--- Begin Listing ---

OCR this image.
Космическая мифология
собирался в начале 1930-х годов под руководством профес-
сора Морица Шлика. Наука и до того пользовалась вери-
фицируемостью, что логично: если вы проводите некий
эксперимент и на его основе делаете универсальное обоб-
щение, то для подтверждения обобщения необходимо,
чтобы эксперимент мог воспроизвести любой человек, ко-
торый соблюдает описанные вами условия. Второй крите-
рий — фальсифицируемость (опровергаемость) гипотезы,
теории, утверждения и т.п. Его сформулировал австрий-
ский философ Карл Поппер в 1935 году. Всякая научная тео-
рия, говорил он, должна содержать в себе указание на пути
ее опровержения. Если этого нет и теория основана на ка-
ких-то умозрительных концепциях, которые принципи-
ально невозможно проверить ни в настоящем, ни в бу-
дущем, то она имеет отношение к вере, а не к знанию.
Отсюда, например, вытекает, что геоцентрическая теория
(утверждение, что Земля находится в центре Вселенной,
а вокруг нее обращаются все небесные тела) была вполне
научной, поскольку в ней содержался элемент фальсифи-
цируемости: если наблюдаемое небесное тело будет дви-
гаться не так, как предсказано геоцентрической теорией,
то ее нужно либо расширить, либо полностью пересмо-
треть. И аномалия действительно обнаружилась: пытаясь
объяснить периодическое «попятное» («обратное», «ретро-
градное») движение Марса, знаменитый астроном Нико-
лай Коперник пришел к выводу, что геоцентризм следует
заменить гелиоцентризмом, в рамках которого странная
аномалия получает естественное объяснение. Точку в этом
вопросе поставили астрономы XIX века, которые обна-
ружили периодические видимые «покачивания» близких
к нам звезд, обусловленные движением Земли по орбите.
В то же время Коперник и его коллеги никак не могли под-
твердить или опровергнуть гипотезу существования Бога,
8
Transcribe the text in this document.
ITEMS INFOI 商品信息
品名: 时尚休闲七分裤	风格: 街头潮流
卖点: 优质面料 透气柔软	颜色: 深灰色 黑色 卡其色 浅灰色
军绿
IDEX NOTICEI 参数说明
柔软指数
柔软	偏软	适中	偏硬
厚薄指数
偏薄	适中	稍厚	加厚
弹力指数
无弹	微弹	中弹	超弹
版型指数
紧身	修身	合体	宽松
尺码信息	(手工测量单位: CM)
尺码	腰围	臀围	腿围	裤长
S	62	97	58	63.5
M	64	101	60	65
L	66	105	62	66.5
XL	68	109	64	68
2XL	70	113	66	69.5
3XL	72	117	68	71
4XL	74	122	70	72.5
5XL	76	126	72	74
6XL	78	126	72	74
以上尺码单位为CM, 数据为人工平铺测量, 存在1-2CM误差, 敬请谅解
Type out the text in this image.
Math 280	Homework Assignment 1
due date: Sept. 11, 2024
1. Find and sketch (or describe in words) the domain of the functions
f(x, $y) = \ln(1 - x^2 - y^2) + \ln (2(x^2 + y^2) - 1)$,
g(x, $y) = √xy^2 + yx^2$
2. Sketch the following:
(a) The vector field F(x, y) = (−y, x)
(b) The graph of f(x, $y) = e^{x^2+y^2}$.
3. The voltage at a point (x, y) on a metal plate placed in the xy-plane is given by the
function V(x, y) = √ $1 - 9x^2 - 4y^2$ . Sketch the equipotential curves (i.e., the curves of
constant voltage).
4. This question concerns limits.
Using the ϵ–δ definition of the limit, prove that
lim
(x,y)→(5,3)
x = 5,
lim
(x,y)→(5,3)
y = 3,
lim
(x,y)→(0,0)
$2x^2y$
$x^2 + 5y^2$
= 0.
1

--- End Listing ---

Go back to the listing above and please repeat it exactly.

Answer to the problem
OCR this image.
Космическая мифология
собирался в начале 1930-х годов под руководством профес-
сора Морица Шлика. Наука и до того пользовалась вери-
фицируемостью, что логично: если вы проводите некий
эксперимент и на его основе делаете универсальное обоб-
щение, то для подтверждения обобщения необходимо,
чтобы эксперимент мог воспроизвести любой человек, ко-
торый соблюдает описанные вами условия. Второй крите-
рий — фальсифицируемость (опровергаемость) гипотезы,
теории, утверждения и т.п. Его сформулировал австрий-
ский философ Карл Поппер в 1935 году. Всякая научная тео-
рия, говорил он, должна содержать в себе указание на пути
ее опровержения. Если этого нет и теория основана на ка-
ких-то умозрительных концепциях, которые принципи-
ально невозможно проверить ни в настоящем, ни в бу-
дущем, то она имеет отношение к вере, а не к знанию.
Отсюда, например, вытекает, что геоцентрическая теория
(утверждение, что Земля находится в центре Вселенной,
а вокруг нее обращаются все небесные тела) была вполне
научной, поскольку в ней содержался элемент фальсифи-
цируемости: если наблюдаемое небесное тело будет дви-
гаться не так, как предсказано геоцентрической теорией,
то ее нужно либо расширить, либо полностью пересмо-
треть. И аномалия действительно обнаружилась: пытаясь
объяснить периодическое «попятное» («обратное», «ретро-
градное») движение Марса, знаменитый астроном Нико-
лай Коперник пришел к выводу, что геоцентризм следует
заменить гелиоцентризмом, в рамках которого странная
аномалия получает естественное объяснение. Точку в этом
вопросе поставили астрономы XIX века, которые обна-
ружили периодические видимые «покачивания» близких
к нам звезд, обусловленные движением Земли по орбите.
В то же время Коперник и его коллеги никак не могли под-
твердить или опровергнуть гипотезу существования Бога,
8
Transcribe the text in this document.
ITEMS INFOI 商品信息
品名: 时尚休闲七分裤	风格: 街头潮流
卖点: 优质面料 透气柔软	颜色: 深灰色 黑色 卡其色 浅灰色
军绿
IDEX NOTICEI 参数说明
柔软指数
柔软	偏软	适中	偏硬
厚薄指数
偏薄	适中	稍厚	加厚
弹力指数
无弹	微弹	中弹	超弹
版型指数
紧身	修身	合体	宽松
尺码信息	(手工测量单位: CM)
尺码	腰围	臀围	腿围	裤长
S	62	97	58	63.5
M	64	101	60	65
L	66	105	62	66.5
XL	68	109	64	68
2XL	70	113	66	69.5
3XL	72	117	68	71
4XL	74	122	70	72.5
5XL	76	126	72	74
6XL	78	126	72	74
以上尺码单位为CM, 数据为人工平铺测量, 存在1-2CM误差, 敬请谅解
Type out the text in this image.
Math 280	Homework Assignment 1
due date: Sept. 11, 2024
1. Find and sketch (or describe in words) the domain of the functions
f(x, $y) = \ln(1 - x^2 - y^2) + \ln (2(x^2 + y^2) - 1)$,
g(x, $y) = √xy^2 + yx^2$
2. Sketch the following:
(a) The vector field F(x, y) = (−y, x)
(b) The graph of f(x, $y) = e^{x^2+y^2}$.
3. The voltage at a point (x, y) on a metal plate placed in the xy-plane is given by the
function V(x, y) = √ $1 - 9x^2 - 4y^2$ . Sketch the equipotential curves (i.e., the curves of
constant voltage).
4. This question concerns limits.
Using the ϵ–δ definition of the limit, prove that
lim
(x,y)→(5,3)
x = 5,
lim
(x,y)→(5,3)
y = 3,
lim
(x,y)→(0,0)
$2x^2y$
$x^2 + 5y^2$
= 0.
1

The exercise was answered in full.